* _What to work on_
Copy each line that holds "当月同比".

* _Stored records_
□ □ □
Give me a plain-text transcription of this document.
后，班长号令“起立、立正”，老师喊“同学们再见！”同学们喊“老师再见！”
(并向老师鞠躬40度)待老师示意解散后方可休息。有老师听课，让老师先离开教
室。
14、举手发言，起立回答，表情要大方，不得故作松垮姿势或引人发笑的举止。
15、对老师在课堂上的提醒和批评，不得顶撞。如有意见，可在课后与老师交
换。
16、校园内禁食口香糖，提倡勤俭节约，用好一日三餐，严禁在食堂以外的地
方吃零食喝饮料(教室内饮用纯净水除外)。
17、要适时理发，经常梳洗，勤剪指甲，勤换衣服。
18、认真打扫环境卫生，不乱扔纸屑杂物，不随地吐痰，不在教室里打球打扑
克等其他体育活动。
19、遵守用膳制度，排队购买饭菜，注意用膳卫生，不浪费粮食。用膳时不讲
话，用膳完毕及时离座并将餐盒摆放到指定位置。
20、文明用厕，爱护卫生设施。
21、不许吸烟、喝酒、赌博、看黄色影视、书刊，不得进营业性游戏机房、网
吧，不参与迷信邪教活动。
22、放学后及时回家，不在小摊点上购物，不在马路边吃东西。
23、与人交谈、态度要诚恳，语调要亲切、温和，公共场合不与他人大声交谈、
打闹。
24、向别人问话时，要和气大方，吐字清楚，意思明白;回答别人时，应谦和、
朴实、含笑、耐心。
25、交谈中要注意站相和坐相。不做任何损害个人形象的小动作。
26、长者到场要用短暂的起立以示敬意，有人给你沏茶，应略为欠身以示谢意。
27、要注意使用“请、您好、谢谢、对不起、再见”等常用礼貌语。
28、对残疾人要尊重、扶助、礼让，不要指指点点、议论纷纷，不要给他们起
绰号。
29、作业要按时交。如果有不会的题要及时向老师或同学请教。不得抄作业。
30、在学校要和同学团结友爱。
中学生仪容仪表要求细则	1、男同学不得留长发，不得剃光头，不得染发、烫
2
□ □ □
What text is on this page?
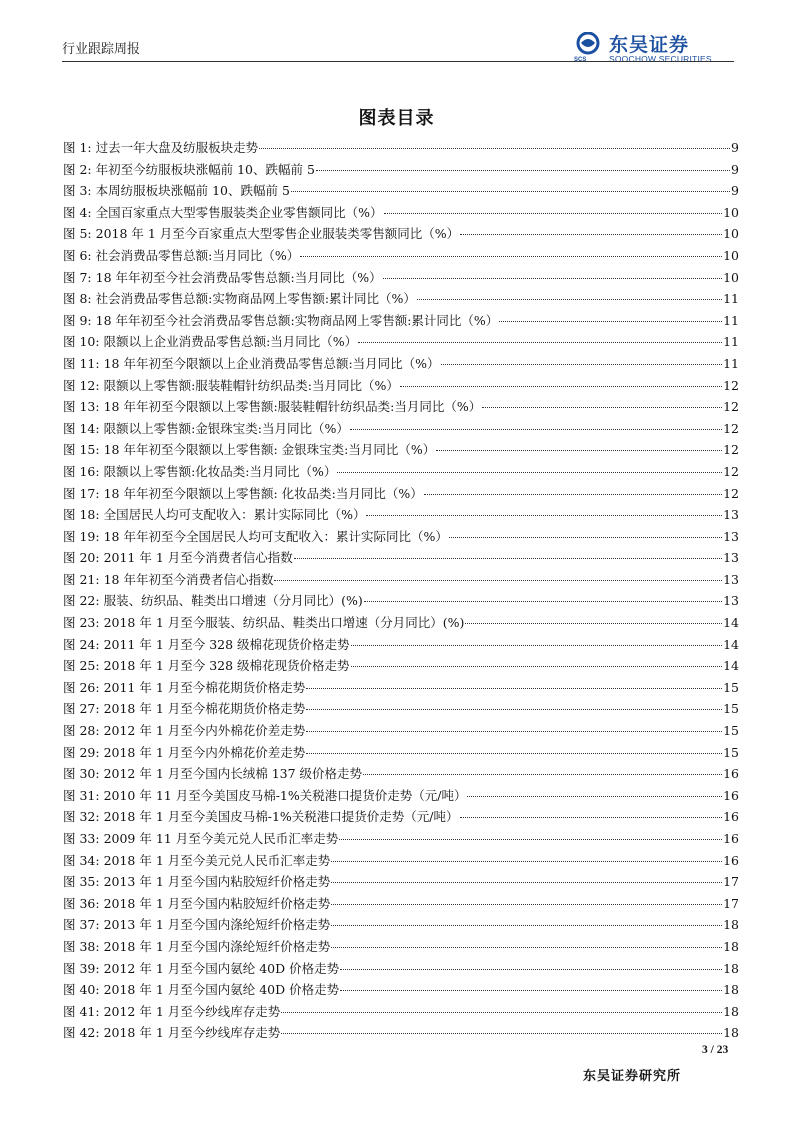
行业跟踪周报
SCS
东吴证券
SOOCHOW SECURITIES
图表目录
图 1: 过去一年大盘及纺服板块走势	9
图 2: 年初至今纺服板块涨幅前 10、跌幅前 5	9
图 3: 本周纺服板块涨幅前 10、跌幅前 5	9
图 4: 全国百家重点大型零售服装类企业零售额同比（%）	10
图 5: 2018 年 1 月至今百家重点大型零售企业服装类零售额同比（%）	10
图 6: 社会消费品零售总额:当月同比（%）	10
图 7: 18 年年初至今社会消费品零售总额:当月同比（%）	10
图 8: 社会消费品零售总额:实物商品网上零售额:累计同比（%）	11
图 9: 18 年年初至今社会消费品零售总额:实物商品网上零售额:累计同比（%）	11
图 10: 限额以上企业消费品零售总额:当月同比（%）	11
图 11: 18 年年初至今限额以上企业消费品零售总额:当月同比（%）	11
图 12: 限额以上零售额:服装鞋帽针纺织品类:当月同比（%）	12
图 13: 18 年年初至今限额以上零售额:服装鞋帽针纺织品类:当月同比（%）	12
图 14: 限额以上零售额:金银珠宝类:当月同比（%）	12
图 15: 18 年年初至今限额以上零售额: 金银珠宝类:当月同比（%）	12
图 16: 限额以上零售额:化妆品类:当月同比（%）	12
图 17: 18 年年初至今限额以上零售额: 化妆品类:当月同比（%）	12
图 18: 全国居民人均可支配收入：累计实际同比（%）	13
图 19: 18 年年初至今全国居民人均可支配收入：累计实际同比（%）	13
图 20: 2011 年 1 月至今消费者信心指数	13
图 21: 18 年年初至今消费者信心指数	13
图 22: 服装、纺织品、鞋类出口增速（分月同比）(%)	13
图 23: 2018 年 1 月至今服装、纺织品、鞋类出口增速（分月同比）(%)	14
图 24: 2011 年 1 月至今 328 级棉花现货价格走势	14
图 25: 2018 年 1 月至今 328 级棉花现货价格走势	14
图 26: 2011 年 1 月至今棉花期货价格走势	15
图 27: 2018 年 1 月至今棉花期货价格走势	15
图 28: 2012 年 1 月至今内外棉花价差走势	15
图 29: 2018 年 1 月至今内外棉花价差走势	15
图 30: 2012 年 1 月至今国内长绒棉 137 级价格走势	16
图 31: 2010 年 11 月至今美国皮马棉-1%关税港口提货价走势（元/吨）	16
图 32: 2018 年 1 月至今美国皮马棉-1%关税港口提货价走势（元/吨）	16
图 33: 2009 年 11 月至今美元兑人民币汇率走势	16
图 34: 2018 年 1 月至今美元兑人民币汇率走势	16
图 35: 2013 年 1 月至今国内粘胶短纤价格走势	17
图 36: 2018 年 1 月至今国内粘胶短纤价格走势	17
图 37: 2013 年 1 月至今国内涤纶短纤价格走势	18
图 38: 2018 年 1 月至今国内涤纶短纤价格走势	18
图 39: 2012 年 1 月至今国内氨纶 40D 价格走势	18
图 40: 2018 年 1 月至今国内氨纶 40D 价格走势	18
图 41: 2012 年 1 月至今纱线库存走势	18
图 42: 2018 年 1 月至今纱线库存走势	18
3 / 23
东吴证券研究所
□ □ □
* _Full output_
图 6: 社会消费品零售总额:当月同比（%）	10
图 7: 18 年年初至今社会消费品零售总额:当月同比（%）	10
图 10: 限额以上企业消费品零售总额:当月同比（%）	11
图 11: 18 年年初至今限额以上企业消费品零售总额:当月同比（%）	11
图 12: 限额以上零售额:服装鞋帽针纺织品类:当月同比（%）	12
图 13: 18 年年初至今限额以上零售额:服装鞋帽针纺织品类:当月同比（%）	12
图 14: 限额以上零售额:金银珠宝类:当月同比（%）	12
图 15: 18 年年初至今限额以上零售额: 金银珠宝类:当月同比（%）	12
图 16: 限额以上零售额:化妆品类:当月同比（%）	12
图 17: 18 年年初至今限额以上零售额: 化妆品类:当月同比（%）	12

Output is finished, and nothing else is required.